Find the word "type" in the records below. List each line containing it.

* START *

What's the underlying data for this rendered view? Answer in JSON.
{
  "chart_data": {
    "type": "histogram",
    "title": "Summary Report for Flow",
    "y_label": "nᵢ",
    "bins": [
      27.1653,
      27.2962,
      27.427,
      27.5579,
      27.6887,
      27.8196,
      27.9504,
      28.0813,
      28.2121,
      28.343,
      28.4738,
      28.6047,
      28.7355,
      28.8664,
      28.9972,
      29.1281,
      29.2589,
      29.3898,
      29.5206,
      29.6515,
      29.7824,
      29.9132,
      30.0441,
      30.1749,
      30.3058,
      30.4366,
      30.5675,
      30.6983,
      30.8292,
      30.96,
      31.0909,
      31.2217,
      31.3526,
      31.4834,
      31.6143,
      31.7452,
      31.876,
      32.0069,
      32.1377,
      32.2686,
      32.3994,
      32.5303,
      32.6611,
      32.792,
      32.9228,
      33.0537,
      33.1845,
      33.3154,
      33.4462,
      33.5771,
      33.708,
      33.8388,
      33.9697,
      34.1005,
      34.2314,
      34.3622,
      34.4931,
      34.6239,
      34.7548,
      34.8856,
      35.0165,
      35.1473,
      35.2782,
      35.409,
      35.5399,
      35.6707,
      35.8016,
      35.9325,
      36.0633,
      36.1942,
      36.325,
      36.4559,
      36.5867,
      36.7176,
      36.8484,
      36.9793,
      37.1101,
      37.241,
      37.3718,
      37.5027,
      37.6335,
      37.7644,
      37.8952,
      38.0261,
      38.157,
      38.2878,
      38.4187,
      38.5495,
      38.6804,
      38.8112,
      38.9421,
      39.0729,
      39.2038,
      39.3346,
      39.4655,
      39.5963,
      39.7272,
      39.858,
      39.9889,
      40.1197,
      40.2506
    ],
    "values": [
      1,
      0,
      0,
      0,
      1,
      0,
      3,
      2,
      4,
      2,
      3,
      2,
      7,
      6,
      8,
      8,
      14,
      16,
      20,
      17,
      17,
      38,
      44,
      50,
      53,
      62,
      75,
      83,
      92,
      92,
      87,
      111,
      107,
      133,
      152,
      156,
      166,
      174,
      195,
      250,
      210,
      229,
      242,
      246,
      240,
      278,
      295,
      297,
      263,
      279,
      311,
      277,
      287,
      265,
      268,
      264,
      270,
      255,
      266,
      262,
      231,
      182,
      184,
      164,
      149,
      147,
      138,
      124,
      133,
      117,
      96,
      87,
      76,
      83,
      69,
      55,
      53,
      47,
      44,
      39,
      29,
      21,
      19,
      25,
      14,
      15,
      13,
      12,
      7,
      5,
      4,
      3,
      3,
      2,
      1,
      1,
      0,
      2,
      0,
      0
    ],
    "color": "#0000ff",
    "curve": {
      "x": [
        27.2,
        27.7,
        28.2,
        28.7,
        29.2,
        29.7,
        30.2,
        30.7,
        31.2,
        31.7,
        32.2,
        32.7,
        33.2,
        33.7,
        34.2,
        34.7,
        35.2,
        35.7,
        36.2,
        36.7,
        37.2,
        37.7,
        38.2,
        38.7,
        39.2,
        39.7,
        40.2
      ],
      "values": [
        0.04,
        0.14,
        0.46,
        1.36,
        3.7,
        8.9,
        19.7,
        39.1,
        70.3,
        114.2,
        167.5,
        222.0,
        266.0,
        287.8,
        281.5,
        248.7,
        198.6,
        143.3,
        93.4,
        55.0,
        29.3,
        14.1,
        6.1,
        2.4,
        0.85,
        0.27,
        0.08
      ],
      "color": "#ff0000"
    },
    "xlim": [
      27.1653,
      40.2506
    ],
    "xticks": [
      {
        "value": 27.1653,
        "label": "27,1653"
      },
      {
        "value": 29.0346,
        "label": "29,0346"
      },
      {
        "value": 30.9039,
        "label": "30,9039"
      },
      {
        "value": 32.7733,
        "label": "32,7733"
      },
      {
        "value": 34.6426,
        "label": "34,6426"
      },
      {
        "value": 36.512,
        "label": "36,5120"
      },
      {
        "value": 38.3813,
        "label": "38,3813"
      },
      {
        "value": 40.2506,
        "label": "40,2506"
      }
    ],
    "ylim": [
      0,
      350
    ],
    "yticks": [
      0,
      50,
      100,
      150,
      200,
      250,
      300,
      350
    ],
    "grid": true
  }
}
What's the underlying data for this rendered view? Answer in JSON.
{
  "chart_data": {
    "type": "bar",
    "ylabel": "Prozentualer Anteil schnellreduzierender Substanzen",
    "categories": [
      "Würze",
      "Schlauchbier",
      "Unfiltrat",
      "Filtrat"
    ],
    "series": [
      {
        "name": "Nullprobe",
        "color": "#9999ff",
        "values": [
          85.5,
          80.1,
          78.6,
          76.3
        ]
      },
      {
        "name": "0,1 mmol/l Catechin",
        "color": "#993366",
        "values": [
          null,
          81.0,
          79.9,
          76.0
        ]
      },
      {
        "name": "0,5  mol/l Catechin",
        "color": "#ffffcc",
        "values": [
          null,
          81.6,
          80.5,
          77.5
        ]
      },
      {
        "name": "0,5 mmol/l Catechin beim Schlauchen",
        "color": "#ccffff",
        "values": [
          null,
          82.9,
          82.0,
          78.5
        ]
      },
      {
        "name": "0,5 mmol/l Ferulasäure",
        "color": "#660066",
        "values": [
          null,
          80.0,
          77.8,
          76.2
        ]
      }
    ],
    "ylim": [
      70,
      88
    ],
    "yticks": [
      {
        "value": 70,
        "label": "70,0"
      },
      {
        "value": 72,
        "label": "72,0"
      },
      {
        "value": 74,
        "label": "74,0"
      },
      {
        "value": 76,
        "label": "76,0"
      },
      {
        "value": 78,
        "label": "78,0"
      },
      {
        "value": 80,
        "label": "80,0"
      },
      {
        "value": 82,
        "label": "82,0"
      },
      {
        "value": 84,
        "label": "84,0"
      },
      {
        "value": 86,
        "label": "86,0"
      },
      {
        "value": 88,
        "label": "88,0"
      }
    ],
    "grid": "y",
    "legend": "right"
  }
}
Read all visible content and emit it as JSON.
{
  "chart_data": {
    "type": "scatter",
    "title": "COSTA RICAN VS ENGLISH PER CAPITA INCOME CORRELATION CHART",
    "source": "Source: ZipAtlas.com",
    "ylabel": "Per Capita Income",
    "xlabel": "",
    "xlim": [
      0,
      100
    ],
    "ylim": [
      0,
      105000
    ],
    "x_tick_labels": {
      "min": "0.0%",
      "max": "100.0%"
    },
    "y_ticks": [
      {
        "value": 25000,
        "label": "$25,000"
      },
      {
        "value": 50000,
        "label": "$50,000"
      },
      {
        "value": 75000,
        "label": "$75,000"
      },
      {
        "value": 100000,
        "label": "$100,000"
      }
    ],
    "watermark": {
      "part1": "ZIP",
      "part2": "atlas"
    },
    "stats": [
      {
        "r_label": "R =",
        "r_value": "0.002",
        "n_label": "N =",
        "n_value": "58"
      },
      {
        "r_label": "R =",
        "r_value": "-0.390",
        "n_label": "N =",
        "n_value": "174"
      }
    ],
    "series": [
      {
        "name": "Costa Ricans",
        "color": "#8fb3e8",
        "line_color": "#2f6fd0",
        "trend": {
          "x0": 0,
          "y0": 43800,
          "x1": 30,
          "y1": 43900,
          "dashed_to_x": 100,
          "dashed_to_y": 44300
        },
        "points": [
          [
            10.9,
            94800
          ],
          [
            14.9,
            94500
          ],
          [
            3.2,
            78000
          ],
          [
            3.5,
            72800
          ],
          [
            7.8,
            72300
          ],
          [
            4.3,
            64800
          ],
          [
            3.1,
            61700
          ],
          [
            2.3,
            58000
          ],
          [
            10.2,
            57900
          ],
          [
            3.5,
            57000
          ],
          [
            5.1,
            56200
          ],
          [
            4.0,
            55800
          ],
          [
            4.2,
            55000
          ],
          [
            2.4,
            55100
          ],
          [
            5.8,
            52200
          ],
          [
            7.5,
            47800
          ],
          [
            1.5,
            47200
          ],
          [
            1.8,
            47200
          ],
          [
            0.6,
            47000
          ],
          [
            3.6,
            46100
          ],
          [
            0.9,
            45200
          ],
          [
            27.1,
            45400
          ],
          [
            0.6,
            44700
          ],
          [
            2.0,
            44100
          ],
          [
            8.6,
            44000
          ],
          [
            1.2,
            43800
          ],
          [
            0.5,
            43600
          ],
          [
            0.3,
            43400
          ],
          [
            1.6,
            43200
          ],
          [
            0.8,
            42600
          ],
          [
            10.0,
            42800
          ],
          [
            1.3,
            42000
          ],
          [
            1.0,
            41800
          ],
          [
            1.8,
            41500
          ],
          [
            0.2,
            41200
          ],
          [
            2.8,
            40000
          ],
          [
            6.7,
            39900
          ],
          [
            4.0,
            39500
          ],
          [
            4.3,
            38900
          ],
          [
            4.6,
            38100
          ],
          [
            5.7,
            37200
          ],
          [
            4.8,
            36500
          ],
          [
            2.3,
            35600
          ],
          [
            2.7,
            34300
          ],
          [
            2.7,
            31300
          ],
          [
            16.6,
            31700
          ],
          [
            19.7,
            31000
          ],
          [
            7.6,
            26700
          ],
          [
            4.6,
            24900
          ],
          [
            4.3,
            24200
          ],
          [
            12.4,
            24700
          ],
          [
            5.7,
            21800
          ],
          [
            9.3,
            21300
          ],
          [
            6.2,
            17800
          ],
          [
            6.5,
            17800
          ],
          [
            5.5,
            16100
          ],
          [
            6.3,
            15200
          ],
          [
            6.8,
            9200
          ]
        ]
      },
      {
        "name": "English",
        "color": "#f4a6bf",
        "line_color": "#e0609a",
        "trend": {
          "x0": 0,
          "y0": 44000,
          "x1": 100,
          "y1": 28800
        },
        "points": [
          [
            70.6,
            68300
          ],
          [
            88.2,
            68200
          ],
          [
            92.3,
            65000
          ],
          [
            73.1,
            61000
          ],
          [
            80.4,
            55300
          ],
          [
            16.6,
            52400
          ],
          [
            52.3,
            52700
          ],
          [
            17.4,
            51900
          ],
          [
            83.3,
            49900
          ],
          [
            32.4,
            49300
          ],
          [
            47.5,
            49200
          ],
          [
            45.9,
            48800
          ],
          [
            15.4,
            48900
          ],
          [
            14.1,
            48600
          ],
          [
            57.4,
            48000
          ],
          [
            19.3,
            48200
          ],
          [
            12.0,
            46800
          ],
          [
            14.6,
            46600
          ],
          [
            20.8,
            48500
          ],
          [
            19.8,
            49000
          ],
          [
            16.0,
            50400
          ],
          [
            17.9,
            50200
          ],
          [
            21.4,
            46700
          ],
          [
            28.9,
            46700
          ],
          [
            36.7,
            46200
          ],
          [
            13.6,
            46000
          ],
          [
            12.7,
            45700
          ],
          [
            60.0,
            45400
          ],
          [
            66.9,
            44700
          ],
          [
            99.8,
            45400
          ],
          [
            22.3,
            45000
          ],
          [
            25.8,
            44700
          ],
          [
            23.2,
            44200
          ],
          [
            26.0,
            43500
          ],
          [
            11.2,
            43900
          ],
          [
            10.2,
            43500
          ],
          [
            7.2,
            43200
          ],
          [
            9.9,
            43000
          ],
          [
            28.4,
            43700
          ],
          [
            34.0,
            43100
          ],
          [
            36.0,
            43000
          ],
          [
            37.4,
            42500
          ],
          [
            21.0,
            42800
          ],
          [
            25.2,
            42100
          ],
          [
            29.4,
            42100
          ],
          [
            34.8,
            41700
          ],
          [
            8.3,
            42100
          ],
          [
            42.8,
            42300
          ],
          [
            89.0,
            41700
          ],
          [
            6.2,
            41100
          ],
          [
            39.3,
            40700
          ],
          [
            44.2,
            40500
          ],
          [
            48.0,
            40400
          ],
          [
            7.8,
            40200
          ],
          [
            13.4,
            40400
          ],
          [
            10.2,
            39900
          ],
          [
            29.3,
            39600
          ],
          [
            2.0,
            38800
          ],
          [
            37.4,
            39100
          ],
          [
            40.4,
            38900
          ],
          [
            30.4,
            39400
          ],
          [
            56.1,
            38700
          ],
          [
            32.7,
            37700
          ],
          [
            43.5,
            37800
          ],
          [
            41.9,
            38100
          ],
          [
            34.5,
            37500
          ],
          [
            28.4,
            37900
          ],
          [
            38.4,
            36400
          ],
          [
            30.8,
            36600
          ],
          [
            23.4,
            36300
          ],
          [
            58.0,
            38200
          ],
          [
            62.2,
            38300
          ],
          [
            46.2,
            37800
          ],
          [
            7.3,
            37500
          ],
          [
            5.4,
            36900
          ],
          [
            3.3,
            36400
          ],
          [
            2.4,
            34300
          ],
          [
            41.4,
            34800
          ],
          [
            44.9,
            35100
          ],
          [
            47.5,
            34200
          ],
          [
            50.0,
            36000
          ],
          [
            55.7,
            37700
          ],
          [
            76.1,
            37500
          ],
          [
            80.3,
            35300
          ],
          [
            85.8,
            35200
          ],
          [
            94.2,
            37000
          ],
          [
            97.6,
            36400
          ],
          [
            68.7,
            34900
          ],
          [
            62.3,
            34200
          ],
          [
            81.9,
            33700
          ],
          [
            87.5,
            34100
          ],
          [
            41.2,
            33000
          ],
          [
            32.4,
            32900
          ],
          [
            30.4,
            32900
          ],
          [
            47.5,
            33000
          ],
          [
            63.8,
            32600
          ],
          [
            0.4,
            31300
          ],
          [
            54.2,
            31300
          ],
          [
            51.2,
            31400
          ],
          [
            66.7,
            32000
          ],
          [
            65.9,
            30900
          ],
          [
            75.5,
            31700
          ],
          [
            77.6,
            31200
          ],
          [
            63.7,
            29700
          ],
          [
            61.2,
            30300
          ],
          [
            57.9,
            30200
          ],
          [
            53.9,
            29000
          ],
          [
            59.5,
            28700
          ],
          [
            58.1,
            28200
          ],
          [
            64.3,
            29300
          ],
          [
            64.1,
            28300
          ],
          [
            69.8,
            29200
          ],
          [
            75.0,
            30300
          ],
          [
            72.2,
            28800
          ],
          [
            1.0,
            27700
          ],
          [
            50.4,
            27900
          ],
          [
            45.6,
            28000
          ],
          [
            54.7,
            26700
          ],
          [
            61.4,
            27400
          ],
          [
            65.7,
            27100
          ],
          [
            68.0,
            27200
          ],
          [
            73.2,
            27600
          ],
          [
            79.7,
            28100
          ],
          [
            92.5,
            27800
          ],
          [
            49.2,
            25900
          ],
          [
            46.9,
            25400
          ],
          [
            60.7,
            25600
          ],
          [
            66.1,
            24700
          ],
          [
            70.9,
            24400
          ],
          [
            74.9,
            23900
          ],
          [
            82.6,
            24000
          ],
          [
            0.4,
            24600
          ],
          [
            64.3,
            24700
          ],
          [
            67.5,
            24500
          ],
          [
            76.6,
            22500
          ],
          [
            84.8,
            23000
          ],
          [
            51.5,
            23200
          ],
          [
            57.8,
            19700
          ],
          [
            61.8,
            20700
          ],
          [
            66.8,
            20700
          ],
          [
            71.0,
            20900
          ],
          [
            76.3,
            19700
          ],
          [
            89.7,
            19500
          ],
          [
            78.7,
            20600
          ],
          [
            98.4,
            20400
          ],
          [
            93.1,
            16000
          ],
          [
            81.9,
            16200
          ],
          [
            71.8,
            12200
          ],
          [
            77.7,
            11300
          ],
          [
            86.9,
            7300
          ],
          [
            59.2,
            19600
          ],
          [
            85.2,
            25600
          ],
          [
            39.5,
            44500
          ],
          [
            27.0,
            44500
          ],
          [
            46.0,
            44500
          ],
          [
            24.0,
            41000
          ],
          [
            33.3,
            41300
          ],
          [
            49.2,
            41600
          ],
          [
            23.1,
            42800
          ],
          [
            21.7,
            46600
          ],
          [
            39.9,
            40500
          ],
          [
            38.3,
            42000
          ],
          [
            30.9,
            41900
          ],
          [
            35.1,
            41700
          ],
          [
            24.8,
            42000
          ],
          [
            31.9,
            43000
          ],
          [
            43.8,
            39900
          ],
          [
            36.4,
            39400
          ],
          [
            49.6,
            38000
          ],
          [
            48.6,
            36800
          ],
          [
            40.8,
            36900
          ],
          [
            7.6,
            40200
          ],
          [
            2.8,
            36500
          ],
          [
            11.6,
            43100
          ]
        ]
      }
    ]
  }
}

* END *

» **RESPONSE FOR THIS EXERCISE**
    "type": "histogram",
    "type": "bar",
    "type": "scatter",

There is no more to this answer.